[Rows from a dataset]
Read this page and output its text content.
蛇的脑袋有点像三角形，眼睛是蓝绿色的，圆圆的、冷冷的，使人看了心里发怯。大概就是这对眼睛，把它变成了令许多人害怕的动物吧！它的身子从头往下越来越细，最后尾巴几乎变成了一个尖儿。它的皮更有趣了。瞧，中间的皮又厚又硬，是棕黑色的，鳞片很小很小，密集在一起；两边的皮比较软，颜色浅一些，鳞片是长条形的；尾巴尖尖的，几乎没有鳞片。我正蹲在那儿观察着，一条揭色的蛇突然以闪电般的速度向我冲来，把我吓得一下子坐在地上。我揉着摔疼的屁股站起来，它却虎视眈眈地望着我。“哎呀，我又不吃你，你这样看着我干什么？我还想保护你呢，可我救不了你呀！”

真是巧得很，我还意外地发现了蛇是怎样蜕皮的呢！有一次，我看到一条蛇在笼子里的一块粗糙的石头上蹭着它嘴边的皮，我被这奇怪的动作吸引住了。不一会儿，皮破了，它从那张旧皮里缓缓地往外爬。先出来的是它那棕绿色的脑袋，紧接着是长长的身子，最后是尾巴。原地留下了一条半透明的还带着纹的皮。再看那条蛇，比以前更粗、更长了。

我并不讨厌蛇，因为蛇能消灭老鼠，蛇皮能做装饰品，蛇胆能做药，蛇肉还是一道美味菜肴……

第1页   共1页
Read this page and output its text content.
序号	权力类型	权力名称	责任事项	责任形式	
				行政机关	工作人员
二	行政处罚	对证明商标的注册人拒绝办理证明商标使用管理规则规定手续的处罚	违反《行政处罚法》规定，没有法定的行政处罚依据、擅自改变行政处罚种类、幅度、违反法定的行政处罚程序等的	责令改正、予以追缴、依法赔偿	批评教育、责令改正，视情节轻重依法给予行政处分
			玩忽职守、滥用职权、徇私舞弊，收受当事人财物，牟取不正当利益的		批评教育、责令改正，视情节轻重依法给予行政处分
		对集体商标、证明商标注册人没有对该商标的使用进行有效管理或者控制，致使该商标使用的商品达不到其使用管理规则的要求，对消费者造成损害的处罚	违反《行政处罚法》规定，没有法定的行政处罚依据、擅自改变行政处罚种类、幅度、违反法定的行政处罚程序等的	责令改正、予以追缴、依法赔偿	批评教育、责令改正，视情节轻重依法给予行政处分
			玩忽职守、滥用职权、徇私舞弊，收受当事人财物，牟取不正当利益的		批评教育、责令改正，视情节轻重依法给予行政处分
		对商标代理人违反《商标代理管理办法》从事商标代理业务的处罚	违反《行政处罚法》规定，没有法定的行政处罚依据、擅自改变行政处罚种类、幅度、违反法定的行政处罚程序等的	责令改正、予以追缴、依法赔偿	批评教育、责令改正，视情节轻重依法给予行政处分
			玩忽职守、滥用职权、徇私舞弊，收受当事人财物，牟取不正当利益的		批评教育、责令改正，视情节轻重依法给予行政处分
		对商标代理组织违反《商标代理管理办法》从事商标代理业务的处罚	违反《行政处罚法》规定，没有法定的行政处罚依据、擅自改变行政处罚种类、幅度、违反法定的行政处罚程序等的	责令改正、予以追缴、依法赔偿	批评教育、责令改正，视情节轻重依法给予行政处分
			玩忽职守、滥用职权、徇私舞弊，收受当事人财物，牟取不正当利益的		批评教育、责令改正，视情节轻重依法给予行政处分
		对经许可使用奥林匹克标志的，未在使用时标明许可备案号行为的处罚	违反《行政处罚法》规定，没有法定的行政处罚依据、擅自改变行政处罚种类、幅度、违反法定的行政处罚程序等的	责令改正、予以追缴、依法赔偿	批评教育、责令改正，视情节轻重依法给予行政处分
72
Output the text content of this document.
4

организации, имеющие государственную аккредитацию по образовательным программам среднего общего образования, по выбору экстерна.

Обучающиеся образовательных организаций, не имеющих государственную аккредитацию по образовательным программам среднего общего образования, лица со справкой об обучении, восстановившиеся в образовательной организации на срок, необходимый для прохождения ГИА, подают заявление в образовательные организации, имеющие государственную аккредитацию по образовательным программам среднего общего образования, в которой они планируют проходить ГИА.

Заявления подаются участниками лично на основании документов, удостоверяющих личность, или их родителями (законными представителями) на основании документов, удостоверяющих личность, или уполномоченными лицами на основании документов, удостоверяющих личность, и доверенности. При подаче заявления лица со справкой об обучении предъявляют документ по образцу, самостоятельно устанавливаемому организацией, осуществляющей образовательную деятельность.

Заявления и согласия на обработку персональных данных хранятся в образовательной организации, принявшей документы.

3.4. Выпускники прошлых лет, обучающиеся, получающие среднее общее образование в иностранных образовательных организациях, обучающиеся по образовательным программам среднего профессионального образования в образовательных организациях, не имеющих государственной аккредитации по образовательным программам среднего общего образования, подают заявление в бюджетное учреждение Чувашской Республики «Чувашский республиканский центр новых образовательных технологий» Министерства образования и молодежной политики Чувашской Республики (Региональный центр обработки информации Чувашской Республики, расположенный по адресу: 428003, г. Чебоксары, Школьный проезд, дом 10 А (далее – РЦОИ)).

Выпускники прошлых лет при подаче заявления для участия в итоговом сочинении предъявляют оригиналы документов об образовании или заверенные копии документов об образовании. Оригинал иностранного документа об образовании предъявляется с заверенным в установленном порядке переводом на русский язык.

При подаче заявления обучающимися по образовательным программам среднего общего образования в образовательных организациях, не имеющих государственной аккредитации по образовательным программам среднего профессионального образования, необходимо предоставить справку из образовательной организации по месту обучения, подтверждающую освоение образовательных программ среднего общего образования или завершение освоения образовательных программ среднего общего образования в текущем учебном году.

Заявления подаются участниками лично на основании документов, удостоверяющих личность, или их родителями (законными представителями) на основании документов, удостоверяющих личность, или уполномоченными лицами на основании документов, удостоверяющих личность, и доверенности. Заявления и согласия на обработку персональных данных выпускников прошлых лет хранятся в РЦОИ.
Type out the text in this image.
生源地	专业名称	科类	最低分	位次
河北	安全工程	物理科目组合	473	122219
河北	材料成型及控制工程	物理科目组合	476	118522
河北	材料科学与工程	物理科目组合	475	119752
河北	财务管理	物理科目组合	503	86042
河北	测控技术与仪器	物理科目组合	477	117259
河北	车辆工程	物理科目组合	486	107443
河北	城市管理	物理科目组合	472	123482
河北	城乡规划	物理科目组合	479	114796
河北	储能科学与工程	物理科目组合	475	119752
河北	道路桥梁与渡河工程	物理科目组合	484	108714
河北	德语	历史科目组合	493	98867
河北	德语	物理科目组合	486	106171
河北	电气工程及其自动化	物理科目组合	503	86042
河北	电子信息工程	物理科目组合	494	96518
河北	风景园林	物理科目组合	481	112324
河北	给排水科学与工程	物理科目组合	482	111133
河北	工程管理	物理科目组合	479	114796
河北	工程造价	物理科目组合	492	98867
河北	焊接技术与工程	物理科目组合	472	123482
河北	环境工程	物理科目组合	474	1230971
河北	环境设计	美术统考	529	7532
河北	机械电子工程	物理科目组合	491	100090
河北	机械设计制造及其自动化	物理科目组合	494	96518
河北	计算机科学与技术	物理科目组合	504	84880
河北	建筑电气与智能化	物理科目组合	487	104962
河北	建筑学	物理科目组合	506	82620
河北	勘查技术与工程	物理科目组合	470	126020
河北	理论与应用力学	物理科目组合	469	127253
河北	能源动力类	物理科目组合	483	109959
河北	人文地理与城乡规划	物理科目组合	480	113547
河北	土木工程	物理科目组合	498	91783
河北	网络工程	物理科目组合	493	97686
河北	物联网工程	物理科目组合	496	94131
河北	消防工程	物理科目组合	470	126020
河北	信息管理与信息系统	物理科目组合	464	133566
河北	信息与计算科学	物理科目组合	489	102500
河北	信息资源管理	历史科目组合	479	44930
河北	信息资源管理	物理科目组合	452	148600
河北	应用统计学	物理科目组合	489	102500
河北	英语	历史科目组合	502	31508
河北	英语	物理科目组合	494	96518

#### [Exercise]
Show every line from the entries above in which the word "商标代理管理办法" appears.

#### [Exercise solution]
		对商标代理人违反《商标代理管理办法》从事商标代理业务的处罚	违反《行政处罚法》规定，没有法定的行政处罚依据、擅自改变行政处罚种类、幅度、违反法定的行政处罚程序等的	责令改正、予以追缴、依法赔偿	批评教育、责令改正，视情节轻重依法给予行政处分
		对商标代理组织违反《商标代理管理办法》从事商标代理业务的处罚	违反《行政处罚法》规定，没有法定的行政处罚依据、擅自改变行政处罚种类、幅度、违反法定的行政处罚程序等的	责令改正、予以追缴、依法赔偿	批评教育、责令改正，视情节轻重依法给予行政处分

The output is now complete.